Records provided:
--------------------------------------------------

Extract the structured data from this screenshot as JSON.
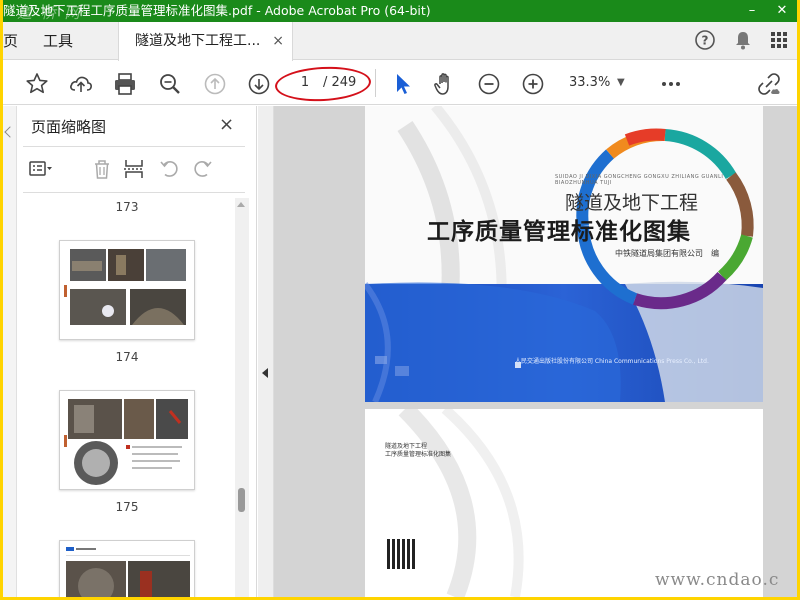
{
  "window": {
    "title": "隧道及地下工程工序质量管理标准化图集.pdf - Adobe Acrobat Pro (64-bit)",
    "watermark": "道 桥 网"
  },
  "tabs": {
    "home": "页",
    "tools": "工具",
    "document": "隧道及地下工程工...",
    "close_glyph": "×"
  },
  "toolbar": {
    "page_current": "1",
    "page_total": "/ 249",
    "zoom": "33.3%"
  },
  "thumbnails_panel": {
    "title": "页面缩略图",
    "close_glyph": "×",
    "pages": [
      "173",
      "174",
      "175"
    ]
  },
  "document": {
    "cover_subtitle": "隧道及地下工程",
    "cover_title": "工序质量管理标准化图集",
    "cover_publisher": "中铁隧道局集团有限公司　编",
    "cover_pinyin": "SUIDAO JI DIXIA GONGCHENG GONGXU ZHILIANG GUANLI BIAOZHUNHUA TUJI",
    "cover_press": "人民交通出版社股份有限公司 China Communications Press Co., Ltd.",
    "page2_line1": "隧道及地下工程",
    "page2_line2": "工序质量管理标准化图集",
    "ring_colors": [
      "#e63c28",
      "#1aa7a0",
      "#8a5a3c",
      "#4aa832",
      "#6a2a8a",
      "#1e6fd0",
      "#f08a1e"
    ]
  },
  "footer_watermark": "www.cndao.c"
}
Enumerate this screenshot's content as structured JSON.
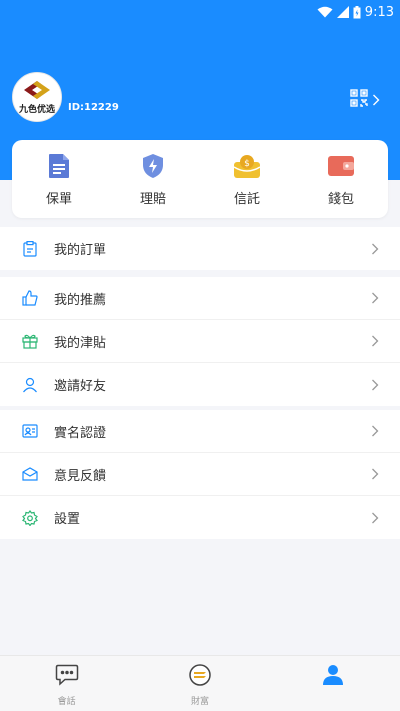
{
  "status_bar": {
    "time": "9:13"
  },
  "profile": {
    "user_id": "ID:12229",
    "avatar_logo_text": "九色优选"
  },
  "quick_actions": [
    {
      "label": "保單",
      "icon": "document-icon"
    },
    {
      "label": "理賠",
      "icon": "shield-icon"
    },
    {
      "label": "信託",
      "icon": "money-pouch-icon"
    },
    {
      "label": "錢包",
      "icon": "wallet-icon"
    }
  ],
  "menu": {
    "group1": [
      {
        "label": "我的訂單",
        "icon": "clipboard-icon"
      }
    ],
    "group2": [
      {
        "label": "我的推薦",
        "icon": "thumbs-up-icon"
      },
      {
        "label": "我的津貼",
        "icon": "gift-icon"
      },
      {
        "label": "邀請好友",
        "icon": "person-icon"
      }
    ],
    "group3": [
      {
        "label": "實名認證",
        "icon": "id-card-icon"
      },
      {
        "label": "意見反饋",
        "icon": "mail-icon"
      },
      {
        "label": "設置",
        "icon": "gear-icon"
      }
    ]
  },
  "tabbar": [
    {
      "label": "會話",
      "icon": "chat-icon"
    },
    {
      "label": "財富",
      "icon": "coin-icon"
    },
    {
      "label": "",
      "icon": "profile-icon",
      "active": true
    }
  ],
  "colors": {
    "primary": "#1a8cff",
    "background": "#f4f5f9",
    "tab_inactive": "#999999",
    "tab_active": "#1a8cff"
  }
}
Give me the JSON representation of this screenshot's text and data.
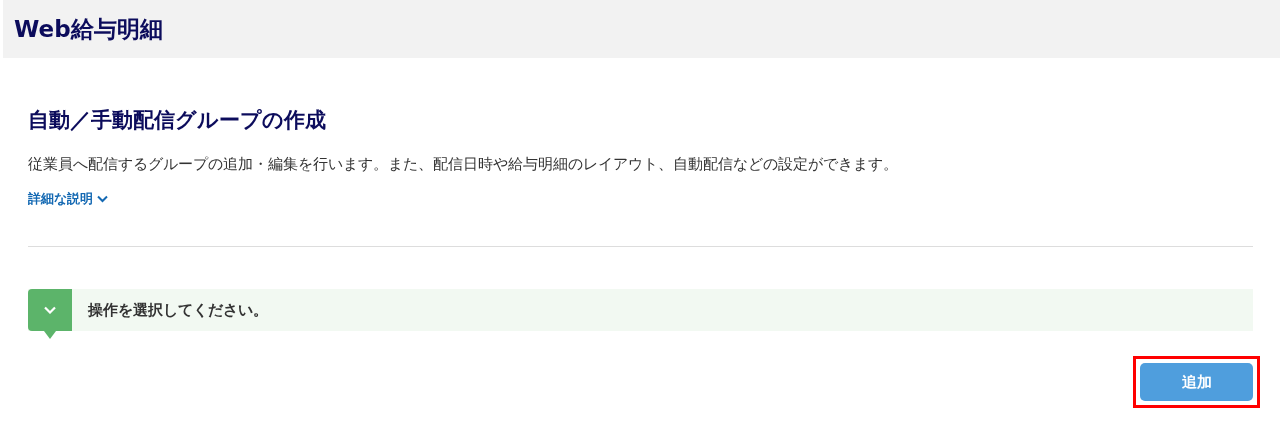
{
  "app_title": "Web給与明細",
  "page": {
    "title": "自動／手動配信グループの作成",
    "description": "従業員へ配信するグループの追加・編集を行います。また、配信日時や給与明細のレイアウト、自動配信などの設定ができます。",
    "details_link": {
      "label": "詳細な説明",
      "expanded": false
    }
  },
  "step": {
    "message": "操作を選択してください。",
    "expanded": true
  },
  "add_button": {
    "label": "追加",
    "highlighted": true
  }
}
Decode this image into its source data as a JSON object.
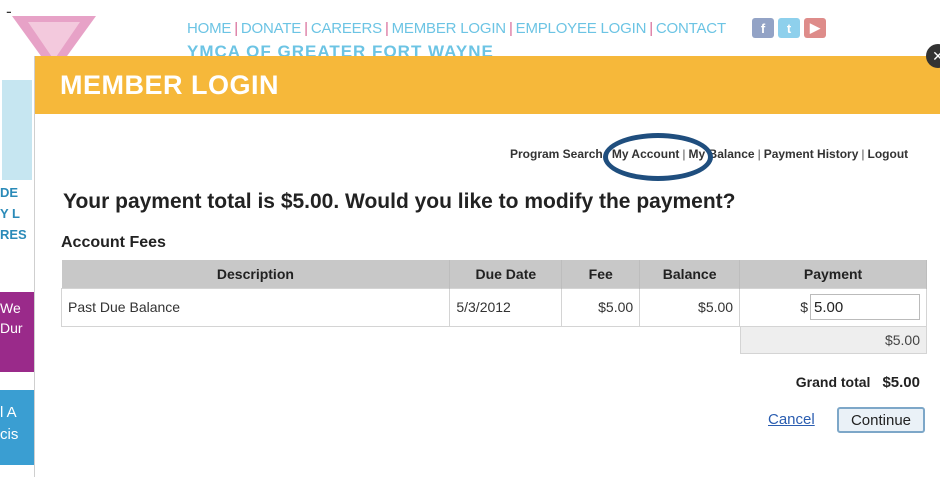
{
  "background": {
    "dash": "-",
    "nav": [
      "HOME",
      "DONATE",
      "CAREERS",
      "MEMBER LOGIN",
      "EMPLOYEE LOGIN",
      "CONTACT"
    ],
    "nav_separator": "|",
    "org_name": "YMCA OF GREATER FORT WAYNE",
    "social_icons": [
      "facebook-icon",
      "twitter-icon",
      "youtube-icon"
    ],
    "left_strip_text": [
      "DE",
      "Y L",
      "RES"
    ],
    "left_strip_pink_text": [
      "We",
      "Dur"
    ],
    "left_strip_blue_text": [
      "l A",
      "cis"
    ]
  },
  "modal": {
    "title": "MEMBER LOGIN",
    "sub_nav": [
      "Program Search",
      "My Account",
      "My Balance",
      "Payment History",
      "Logout"
    ],
    "sub_nav_separator": "|",
    "headline": "Your payment total is $5.00. Would you like to modify the payment?",
    "section_title": "Account Fees",
    "table": {
      "headers": [
        "Description",
        "Due Date",
        "Fee",
        "Balance",
        "Payment"
      ],
      "rows": [
        {
          "description": "Past Due Balance",
          "due_date": "5/3/2012",
          "fee": "$5.00",
          "balance": "$5.00",
          "payment_prefix": "$",
          "payment_value": "5.00"
        }
      ],
      "subtotal": "$5.00"
    },
    "grand_total_label": "Grand total",
    "grand_total_value": "$5.00",
    "cancel_label": "Cancel",
    "continue_label": "Continue"
  },
  "colors": {
    "header_bg": "#f6b83a",
    "nav_text": "#6cc4e4",
    "highlight_ring": "#1f4e7e",
    "link": "#2a5db0"
  }
}
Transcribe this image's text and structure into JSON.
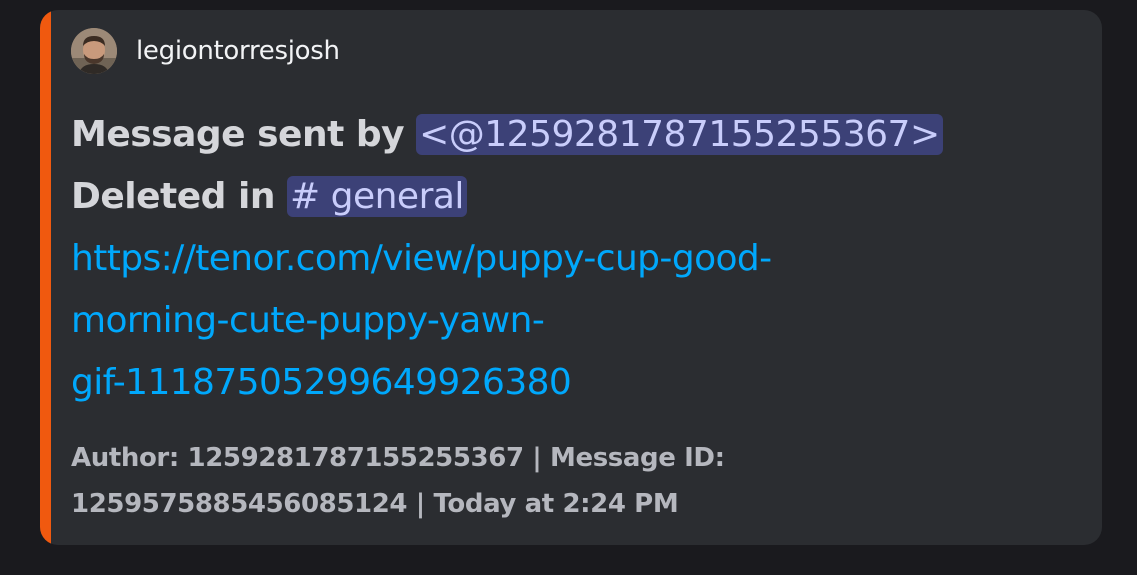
{
  "embed": {
    "accent_color": "#f0590f",
    "author": {
      "name": "legiontorresjosh",
      "avatar": "user-avatar"
    },
    "description": {
      "line1_prefix": "Message sent by",
      "mention": "<@1259281787155255367>",
      "line2_prefix": "Deleted in",
      "channel_mention": "# general",
      "link_lines": [
        "https://tenor.com/view/puppy-cup-good-",
        "morning-cute-puppy-yawn-",
        "gif-11187505299649926380"
      ]
    },
    "footer": {
      "line1": "Author: 1259281787155255367 | Message ID:",
      "line2": "1259575885456085124 | Today at 2:24 PM"
    }
  }
}
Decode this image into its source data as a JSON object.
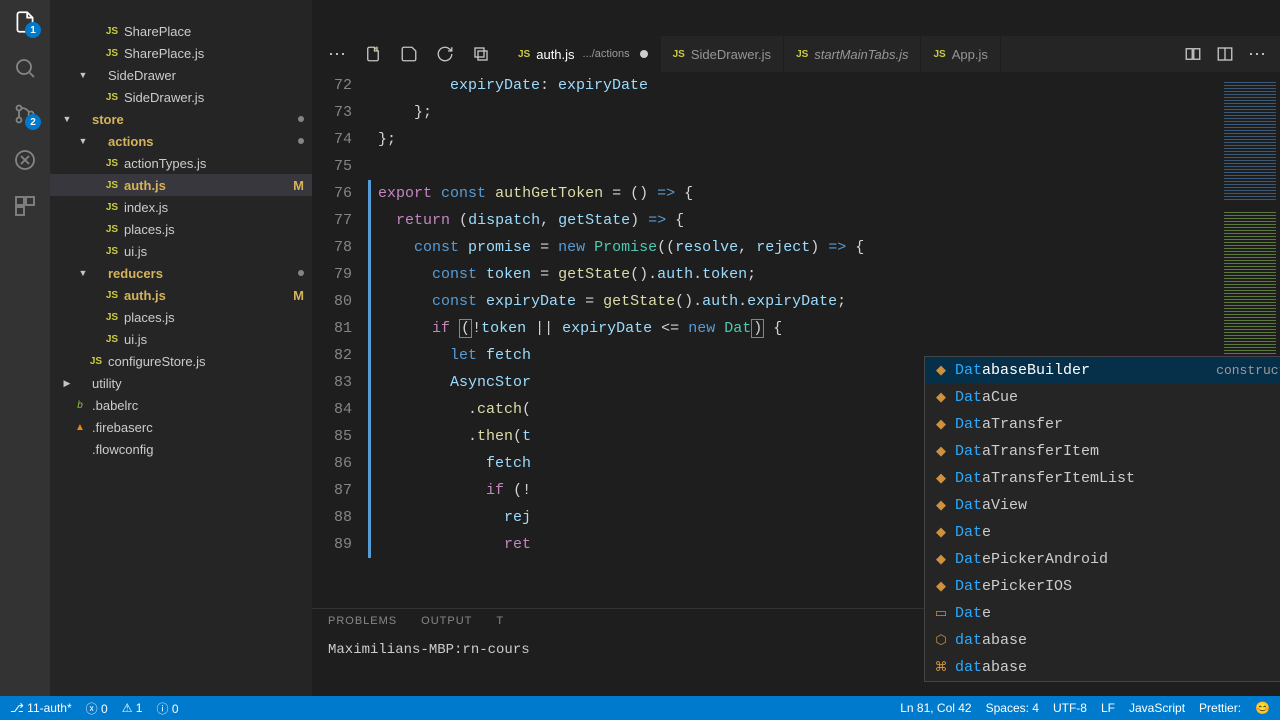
{
  "toolbar": {
    "overflow": "⋯"
  },
  "activity": {
    "explorer_badge": "1",
    "scm_badge": "2"
  },
  "sidebar": {
    "items": [
      {
        "type": "file",
        "depth": 2,
        "icon": "js",
        "label": "SharePlace",
        "dim": true
      },
      {
        "type": "file",
        "depth": 2,
        "icon": "js",
        "label": "SharePlace.js"
      },
      {
        "type": "folder",
        "depth": 1,
        "open": true,
        "label": "SideDrawer"
      },
      {
        "type": "file",
        "depth": 2,
        "icon": "js",
        "label": "SideDrawer.js"
      },
      {
        "type": "folder",
        "depth": 0,
        "open": true,
        "label": "store",
        "mod": true,
        "dotmuted": true
      },
      {
        "type": "folder",
        "depth": 1,
        "open": true,
        "label": "actions",
        "mod": true,
        "dotmuted": true
      },
      {
        "type": "file",
        "depth": 2,
        "icon": "js",
        "label": "actionTypes.js"
      },
      {
        "type": "file",
        "depth": 2,
        "icon": "js",
        "label": "auth.js",
        "selected": true,
        "mod": true,
        "status": "M"
      },
      {
        "type": "file",
        "depth": 2,
        "icon": "js",
        "label": "index.js"
      },
      {
        "type": "file",
        "depth": 2,
        "icon": "js",
        "label": "places.js"
      },
      {
        "type": "file",
        "depth": 2,
        "icon": "js",
        "label": "ui.js"
      },
      {
        "type": "folder",
        "depth": 1,
        "open": true,
        "label": "reducers",
        "mod": true,
        "dotmuted": true
      },
      {
        "type": "file",
        "depth": 2,
        "icon": "js",
        "label": "auth.js",
        "mod": true,
        "status": "M"
      },
      {
        "type": "file",
        "depth": 2,
        "icon": "js",
        "label": "places.js"
      },
      {
        "type": "file",
        "depth": 2,
        "icon": "js",
        "label": "ui.js"
      },
      {
        "type": "file",
        "depth": 1,
        "icon": "js",
        "label": "configureStore.js"
      },
      {
        "type": "folder",
        "depth": 0,
        "open": false,
        "label": "utility"
      },
      {
        "type": "file",
        "depth": 0,
        "icon": "babel",
        "label": ".babelrc"
      },
      {
        "type": "file",
        "depth": 0,
        "icon": "fire",
        "label": ".firebaserc"
      },
      {
        "type": "file",
        "depth": 0,
        "icon": "flow",
        "label": ".flowconfig"
      }
    ]
  },
  "tabs": [
    {
      "icon": "js",
      "label": "auth.js",
      "sub": ".../actions",
      "active": true,
      "dirty": true
    },
    {
      "icon": "js",
      "label": "SideDrawer.js"
    },
    {
      "icon": "js",
      "label": "startMainTabs.js",
      "italic": true
    },
    {
      "icon": "js",
      "label": "App.js"
    }
  ],
  "gutter_start": 72,
  "code_lines": [
    "        <span class='tok-v'>expiryDate</span><span class='tok-c'>: </span><span class='tok-v'>expiryDate</span>",
    "    <span class='tok-c'>};</span>",
    "<span class='tok-c'>};</span>",
    "",
    "<span class='tok-k'>export</span> <span class='tok-kw'>const</span> <span class='tok-fn'>authGetToken</span> <span class='tok-c'>= () </span><span class='tok-kw'>=></span><span class='tok-c'> {</span>",
    "  <span class='tok-k'>return</span> <span class='tok-c'>(</span><span class='tok-v'>dispatch</span><span class='tok-c'>, </span><span class='tok-v'>getState</span><span class='tok-c'>) </span><span class='tok-kw'>=></span><span class='tok-c'> {</span>",
    "    <span class='tok-kw'>const</span> <span class='tok-v'>promise</span> <span class='tok-c'>= </span><span class='tok-kw'>new</span> <span class='tok-t'>Promise</span><span class='tok-c'>((</span><span class='tok-v'>resolve</span><span class='tok-c'>, </span><span class='tok-v'>reject</span><span class='tok-c'>) </span><span class='tok-kw'>=></span><span class='tok-c'> {</span>",
    "      <span class='tok-kw'>const</span> <span class='tok-v'>token</span> <span class='tok-c'>= </span><span class='tok-fn'>getState</span><span class='tok-c'>().</span><span class='tok-v'>auth</span><span class='tok-c'>.</span><span class='tok-v'>token</span><span class='tok-c'>;</span>",
    "      <span class='tok-kw'>const</span> <span class='tok-v'>expiryDate</span> <span class='tok-c'>= </span><span class='tok-fn'>getState</span><span class='tok-c'>().</span><span class='tok-v'>auth</span><span class='tok-c'>.</span><span class='tok-v'>expiryDate</span><span class='tok-c'>;</span>",
    "      <span class='tok-k'>if</span> <span class='tok-c bracket'>(</span><span class='tok-c'>!</span><span class='tok-v'>token</span> <span class='tok-c'>||</span> <span class='tok-v'>expiryDate</span> <span class='tok-c'>&lt;=</span> <span class='tok-kw'>new</span> <span class='tok-t'>Dat</span><span class='tok-c bracket'>)</span><span class='tok-c'> {</span>",
    "        <span class='tok-kw'>let</span> <span class='tok-v'>fetch</span>",
    "        <span class='tok-v'>AsyncStor</span>",
    "          <span class='tok-c'>.</span><span class='tok-fn'>catch</span><span class='tok-c'>(</span>",
    "          <span class='tok-c'>.</span><span class='tok-fn'>then</span><span class='tok-c'>(</span><span class='tok-v'>t</span>",
    "            <span class='tok-v'>fetch</span>",
    "            <span class='tok-k'>if</span> <span class='tok-c'>(!</span>",
    "              <span class='tok-v'>rej</span>",
    "              <span class='tok-k'>ret</span>"
  ],
  "suggest": {
    "items": [
      {
        "match": "Dat",
        "rest": "abaseBuilder",
        "detail": "constructor DatabaseBuilder(): Data…",
        "sel": true,
        "icon": "class"
      },
      {
        "match": "Dat",
        "rest": "aCue",
        "icon": "class"
      },
      {
        "match": "Dat",
        "rest": "aTransfer",
        "icon": "class"
      },
      {
        "match": "Dat",
        "rest": "aTransferItem",
        "icon": "class"
      },
      {
        "match": "Dat",
        "rest": "aTransferItemList",
        "icon": "class"
      },
      {
        "match": "Dat",
        "rest": "aView",
        "icon": "class"
      },
      {
        "match": "Dat",
        "rest": "e",
        "icon": "class"
      },
      {
        "match": "Dat",
        "rest": "ePickerAndroid",
        "icon": "class"
      },
      {
        "match": "Dat",
        "rest": "ePickerIOS",
        "icon": "class"
      },
      {
        "match": "Dat",
        "rest": "e",
        "icon": "text"
      },
      {
        "match": "dat",
        "rest": "abase",
        "icon": "var"
      },
      {
        "match": "dat",
        "rest": "abase",
        "icon": "snippet"
      }
    ]
  },
  "panel": {
    "tabs": [
      "PROBLEMS",
      "OUTPUT",
      "T"
    ],
    "terminal": "Maximilians-MBP:rn-cours"
  },
  "status": {
    "branch": "11-auth*",
    "errors": "0",
    "warnings": "1",
    "info": "0",
    "pos": "Ln 81, Col 42",
    "spaces": "Spaces: 4",
    "enc": "UTF-8",
    "eol": "LF",
    "lang": "JavaScript",
    "prettier": "Prettier: ",
    "smile": "😊"
  }
}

--------------------------------------------------

Written request: In the records above, locate every line with the string "screenshot" and copy it.

Full output:
Extract the structured data from this screenshot as JSON.
Enumerate this screenshot's content as structured JSON.
Give me the JSON representation of this screenshot's text and data.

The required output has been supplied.